_Texto citado_.
#####

Era bastante respeitado entre os akwẽ. Ele fazia parte dos “Pajés do Sol”, que atualmente são raros.

Para isso, segundo minha tia, grupos de jovens wapte eram escolhidos como recrutas e ficavam aproximadamente seis meses isolados dos demais integrantes do grupo em um pátio chamado warã.

Ela mesma não chegou a presenciar esse ritual, mas ouviu os relatos por seus avós – que também lhe disseram que poucos conseguiam chegar até o fim da jornada.

Os ensinamentos recebidos por esses jovens se davam, normalmente, no verão, que era o período de seca na região. Durante meses, os recrutas ficavam sempre de costas para o Sol no período diurno, e muitos não conseguiam suportar a temperatura. Todas as noites, eles eram recolhidos para pernoitarem no warã, sempre na companhia dos pajés experientes, que lhes passavam conhecimentos.

Os recrutas ficavam com as costas “sapecadas”, devido à exposição ao Sol, diariamente, ao longo dos meses.
O óleo do coco babaçu e o de urucum eram utilizados como protetor solar, mas apenas para amenizar as dores e as feridas. No fim do processo, restavam as cicatrizes. Foi em um desses recrutamentos de guerreiros que Dabâzârkwa se tornou um dos grandes pajés akwẽ da sua geração.

Quanto ao meu pai, ele foi um dos primeiros alunos akwẽ. Isso foi possível com a chegada da missão protestante Batista, do pastor Guethes Carlos, que foi seu professor e o pioneiro em formar turmas de professores bilíngues xerente na década de 1980. Meu pai foi professor por aproximadamente 20 anos. Indígena bilíngue, trabalhou na implantação da escrita akwẽ e também ajudou na elaboração de algumas cartilhas xerente – infelizmente, a maioria dos materiais produzidos não foi publicada.


Em março de 1992, meu avô, Dabâzârkwa, teve um acidente vascular cerebral e não resistiu. Foi uma perda irreparável a poucos meses de eu completar 13 anos. No fim do mesmo ano, meu pai aceitou um convite para lecionar como professor bilíngue na Aldeia Bom Jardim, aproximadamente a 40 km da Aldeia Rio Sono. Seus familiares foram contra a mudança, mas ele estava decidido. Ficamos tristes, mas não teve volta e nos mudamos.

Meus pais queriam muito que eu fosse alfabetizado pelos professores da Fundação Nacional do Índio (Funai). Passei por alguns professores nesse tempo: Lúcia, que era esposa do chefe de posto indígena na Aldeia Rio Sono e demais aldeias vizinhas; Noemi Wakrtadi; e Ribamar Marinho Xerente. Deles, acredito que apenas Noemi era professora bilíngue do Estado do Tocantins, e não da Fundação.

#####

_Material de apoio_.
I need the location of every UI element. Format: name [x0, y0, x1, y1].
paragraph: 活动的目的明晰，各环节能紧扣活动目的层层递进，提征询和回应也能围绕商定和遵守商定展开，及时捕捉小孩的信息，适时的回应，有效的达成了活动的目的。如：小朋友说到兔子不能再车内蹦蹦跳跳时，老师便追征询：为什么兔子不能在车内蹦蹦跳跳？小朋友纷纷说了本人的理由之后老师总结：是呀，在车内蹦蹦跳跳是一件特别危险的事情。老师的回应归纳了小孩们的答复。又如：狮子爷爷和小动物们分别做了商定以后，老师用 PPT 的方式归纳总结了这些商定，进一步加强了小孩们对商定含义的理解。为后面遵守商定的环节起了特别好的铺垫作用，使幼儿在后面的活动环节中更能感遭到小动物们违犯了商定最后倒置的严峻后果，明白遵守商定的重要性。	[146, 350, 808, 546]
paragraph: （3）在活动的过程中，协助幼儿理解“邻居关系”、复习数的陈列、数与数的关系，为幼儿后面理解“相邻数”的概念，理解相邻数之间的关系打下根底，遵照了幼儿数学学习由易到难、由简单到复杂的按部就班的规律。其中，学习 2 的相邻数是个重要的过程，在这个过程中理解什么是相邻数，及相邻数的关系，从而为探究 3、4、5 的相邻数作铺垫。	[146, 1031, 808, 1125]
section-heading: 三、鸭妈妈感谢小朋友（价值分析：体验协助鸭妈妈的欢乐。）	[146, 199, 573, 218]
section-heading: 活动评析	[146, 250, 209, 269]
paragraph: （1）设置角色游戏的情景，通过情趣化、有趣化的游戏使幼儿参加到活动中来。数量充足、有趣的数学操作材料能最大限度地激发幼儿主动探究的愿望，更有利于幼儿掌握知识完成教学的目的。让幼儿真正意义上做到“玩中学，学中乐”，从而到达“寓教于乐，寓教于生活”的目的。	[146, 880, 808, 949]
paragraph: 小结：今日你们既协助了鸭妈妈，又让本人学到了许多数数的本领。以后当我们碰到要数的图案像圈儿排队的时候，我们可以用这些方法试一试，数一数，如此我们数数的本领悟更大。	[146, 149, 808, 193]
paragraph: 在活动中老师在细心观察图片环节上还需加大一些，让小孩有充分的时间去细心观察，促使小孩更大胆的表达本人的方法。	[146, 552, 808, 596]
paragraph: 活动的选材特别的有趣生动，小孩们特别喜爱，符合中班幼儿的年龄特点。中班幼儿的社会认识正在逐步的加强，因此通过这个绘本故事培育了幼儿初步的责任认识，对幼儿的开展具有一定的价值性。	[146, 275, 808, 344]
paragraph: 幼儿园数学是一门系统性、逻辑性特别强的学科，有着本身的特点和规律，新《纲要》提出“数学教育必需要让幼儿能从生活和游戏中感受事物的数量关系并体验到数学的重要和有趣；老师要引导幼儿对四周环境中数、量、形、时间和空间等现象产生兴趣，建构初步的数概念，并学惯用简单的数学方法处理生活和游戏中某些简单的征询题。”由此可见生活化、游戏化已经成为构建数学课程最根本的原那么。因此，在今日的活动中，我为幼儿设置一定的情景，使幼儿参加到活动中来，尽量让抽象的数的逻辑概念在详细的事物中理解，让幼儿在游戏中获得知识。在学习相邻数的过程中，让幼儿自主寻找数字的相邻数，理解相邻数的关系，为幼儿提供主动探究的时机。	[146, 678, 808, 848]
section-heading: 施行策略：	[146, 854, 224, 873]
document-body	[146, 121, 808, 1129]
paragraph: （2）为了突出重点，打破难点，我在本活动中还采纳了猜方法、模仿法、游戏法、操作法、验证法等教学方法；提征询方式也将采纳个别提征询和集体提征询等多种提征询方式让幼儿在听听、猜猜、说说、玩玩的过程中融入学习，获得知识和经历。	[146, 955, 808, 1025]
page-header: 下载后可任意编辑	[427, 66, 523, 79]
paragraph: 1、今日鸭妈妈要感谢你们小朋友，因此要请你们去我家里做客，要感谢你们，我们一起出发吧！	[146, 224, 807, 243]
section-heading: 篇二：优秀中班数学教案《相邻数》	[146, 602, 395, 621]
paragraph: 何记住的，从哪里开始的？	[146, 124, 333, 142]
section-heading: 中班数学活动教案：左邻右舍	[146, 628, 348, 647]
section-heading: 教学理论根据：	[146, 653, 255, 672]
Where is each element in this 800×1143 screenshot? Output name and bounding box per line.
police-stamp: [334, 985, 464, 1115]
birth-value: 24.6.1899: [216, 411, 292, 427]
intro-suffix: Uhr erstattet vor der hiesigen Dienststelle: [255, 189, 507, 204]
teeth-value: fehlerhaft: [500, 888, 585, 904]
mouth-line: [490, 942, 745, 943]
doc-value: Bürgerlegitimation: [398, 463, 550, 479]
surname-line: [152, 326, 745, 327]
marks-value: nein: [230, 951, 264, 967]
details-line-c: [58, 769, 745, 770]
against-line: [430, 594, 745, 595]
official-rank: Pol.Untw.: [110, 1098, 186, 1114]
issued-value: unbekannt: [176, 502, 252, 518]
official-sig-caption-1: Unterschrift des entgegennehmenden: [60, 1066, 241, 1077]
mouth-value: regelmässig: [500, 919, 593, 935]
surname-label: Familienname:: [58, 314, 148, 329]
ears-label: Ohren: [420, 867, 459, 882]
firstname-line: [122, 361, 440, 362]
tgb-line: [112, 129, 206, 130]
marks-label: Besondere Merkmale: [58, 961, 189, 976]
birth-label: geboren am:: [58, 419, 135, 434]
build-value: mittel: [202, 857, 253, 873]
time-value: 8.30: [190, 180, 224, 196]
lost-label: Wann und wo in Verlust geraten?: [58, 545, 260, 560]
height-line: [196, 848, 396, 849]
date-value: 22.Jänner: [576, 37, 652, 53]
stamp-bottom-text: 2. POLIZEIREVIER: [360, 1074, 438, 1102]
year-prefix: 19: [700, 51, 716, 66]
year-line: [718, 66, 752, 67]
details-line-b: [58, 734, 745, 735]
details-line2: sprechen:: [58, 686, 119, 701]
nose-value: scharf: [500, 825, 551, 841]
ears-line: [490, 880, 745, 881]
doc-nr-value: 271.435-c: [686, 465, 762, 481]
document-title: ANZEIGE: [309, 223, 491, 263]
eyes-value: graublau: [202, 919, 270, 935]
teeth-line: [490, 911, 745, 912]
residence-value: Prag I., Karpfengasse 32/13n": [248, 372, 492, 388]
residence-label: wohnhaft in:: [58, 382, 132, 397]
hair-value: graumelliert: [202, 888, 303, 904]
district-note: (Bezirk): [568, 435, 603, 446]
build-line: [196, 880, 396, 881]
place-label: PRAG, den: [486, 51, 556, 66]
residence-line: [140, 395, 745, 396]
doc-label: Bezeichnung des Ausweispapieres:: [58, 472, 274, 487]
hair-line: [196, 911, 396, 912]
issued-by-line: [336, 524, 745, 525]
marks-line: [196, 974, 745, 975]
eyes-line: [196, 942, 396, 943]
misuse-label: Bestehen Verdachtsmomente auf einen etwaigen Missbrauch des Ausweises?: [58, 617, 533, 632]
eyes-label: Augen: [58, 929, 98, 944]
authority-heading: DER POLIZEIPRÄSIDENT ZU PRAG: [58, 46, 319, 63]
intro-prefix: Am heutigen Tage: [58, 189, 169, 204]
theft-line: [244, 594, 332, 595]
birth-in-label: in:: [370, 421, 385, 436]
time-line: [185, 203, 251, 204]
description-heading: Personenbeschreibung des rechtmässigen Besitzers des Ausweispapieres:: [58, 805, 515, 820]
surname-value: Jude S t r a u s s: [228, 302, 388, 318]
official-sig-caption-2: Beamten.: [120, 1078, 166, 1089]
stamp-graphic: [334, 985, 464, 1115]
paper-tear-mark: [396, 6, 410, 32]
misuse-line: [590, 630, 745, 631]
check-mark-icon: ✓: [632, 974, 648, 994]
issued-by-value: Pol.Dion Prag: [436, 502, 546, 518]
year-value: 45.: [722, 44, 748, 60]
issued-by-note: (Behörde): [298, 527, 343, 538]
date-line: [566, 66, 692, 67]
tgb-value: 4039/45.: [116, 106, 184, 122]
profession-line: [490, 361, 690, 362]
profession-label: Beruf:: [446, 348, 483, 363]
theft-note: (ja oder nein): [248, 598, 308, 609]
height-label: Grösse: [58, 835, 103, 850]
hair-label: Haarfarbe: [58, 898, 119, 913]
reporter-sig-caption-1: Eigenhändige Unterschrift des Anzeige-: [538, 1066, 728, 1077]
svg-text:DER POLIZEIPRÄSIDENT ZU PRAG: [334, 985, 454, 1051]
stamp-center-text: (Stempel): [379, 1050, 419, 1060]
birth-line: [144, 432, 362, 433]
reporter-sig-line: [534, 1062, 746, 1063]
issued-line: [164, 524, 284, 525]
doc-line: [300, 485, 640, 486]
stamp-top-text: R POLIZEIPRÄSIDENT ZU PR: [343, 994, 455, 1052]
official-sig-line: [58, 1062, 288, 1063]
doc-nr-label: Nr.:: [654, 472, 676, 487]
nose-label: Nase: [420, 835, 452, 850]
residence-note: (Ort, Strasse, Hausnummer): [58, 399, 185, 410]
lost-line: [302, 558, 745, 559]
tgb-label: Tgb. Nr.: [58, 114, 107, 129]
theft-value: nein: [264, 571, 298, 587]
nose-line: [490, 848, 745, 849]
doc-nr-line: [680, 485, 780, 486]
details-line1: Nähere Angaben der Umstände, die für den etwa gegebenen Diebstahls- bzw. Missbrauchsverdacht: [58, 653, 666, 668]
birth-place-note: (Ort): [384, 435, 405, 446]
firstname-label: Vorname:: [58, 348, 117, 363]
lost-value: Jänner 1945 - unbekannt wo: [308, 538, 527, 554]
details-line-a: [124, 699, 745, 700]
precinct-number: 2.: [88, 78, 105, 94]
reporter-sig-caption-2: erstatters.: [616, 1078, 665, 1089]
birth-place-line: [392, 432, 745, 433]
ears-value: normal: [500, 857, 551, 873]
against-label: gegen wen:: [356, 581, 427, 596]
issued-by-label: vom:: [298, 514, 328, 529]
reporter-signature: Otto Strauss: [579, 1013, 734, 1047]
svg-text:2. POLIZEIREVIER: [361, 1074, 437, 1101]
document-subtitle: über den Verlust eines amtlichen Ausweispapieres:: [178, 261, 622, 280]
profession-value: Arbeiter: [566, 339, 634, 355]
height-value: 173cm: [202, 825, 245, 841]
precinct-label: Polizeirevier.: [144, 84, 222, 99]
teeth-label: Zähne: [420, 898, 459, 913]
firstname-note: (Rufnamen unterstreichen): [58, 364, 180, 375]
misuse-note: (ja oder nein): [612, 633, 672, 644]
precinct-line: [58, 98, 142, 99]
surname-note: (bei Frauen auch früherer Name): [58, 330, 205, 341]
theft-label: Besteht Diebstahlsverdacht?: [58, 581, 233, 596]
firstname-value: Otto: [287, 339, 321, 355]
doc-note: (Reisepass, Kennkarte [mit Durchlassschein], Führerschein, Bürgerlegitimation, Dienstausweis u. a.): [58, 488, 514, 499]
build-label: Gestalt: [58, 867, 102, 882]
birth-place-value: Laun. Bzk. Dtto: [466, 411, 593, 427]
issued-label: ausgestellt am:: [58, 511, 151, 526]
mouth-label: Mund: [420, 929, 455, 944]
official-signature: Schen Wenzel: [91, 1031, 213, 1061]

#####

_O que fazer_.
1: Segundo o relato sobre os akwẽ, por que os recrutas ficavam com as costas “sapecadas”? Responda em uma a três frases.
2: Redigite, sem nenhuma alteração, as linhas de dados desde a primeira até a que contém "250, 209, 269]", inclusive.
As linhas de dados acima não têm relação alguma com o relato.

_Resultados do exercício_.
1: As costas dos recrutas ficavam “sapecadas” por causa da exposição ao Sol, todos os dias, ao longo dos meses. Durante o período diurno, eles permaneciam sempre de costas para o Sol.

2:
I need the location of every UI element. Format: name [x0, y0, x1, y1].
paragraph: 活动的目的明晰，各环节能紧扣活动目的层层递进，提征询和回应也能围绕商定和遵守商定展开，及时捕捉小孩的信息，适时的回应，有效的达成了活动的目的。如：小朋友说到兔子不能再车内蹦蹦跳跳时，老师便追征询：为什么兔子不能在车内蹦蹦跳跳？小朋友纷纷说了本人的理由之后老师总结：是呀，在车内蹦蹦跳跳是一件特别危险的事情。老师的回应归纳了小孩们的答复。又如：狮子爷爷和小动物们分别做了商定以后，老师用 PPT 的方式归纳总结了这些商定，进一步加强了小孩们对商定含义的理解。为后面遵守商定的环节起了特别好的铺垫作用，使幼儿在后面的活动环节中更能感遭到小动物们违犯了商定最后倒置的严峻后果，明白遵守商定的重要性。	[146, 350, 808, 546]
paragraph: （3）在活动的过程中，协助幼儿理解“邻居关系”、复习数的陈列、数与数的关系，为幼儿后面理解“相邻数”的概念，理解相邻数之间的关系打下根底，遵照了幼儿数学学习由易到难、由简单到复杂的按部就班的规律。其中，学习 2 的相邻数是个重要的过程，在这个过程中理解什么是相邻数，及相邻数的关系，从而为探究 3、4、5 的相邻数作铺垫。	[146, 1031, 808, 1125]
section-heading: 三、鸭妈妈感谢小朋友（价值分析：体验协助鸭妈妈的欢乐。）	[146, 199, 573, 218]
section-heading: 活动评析	[146, 250, 209, 269]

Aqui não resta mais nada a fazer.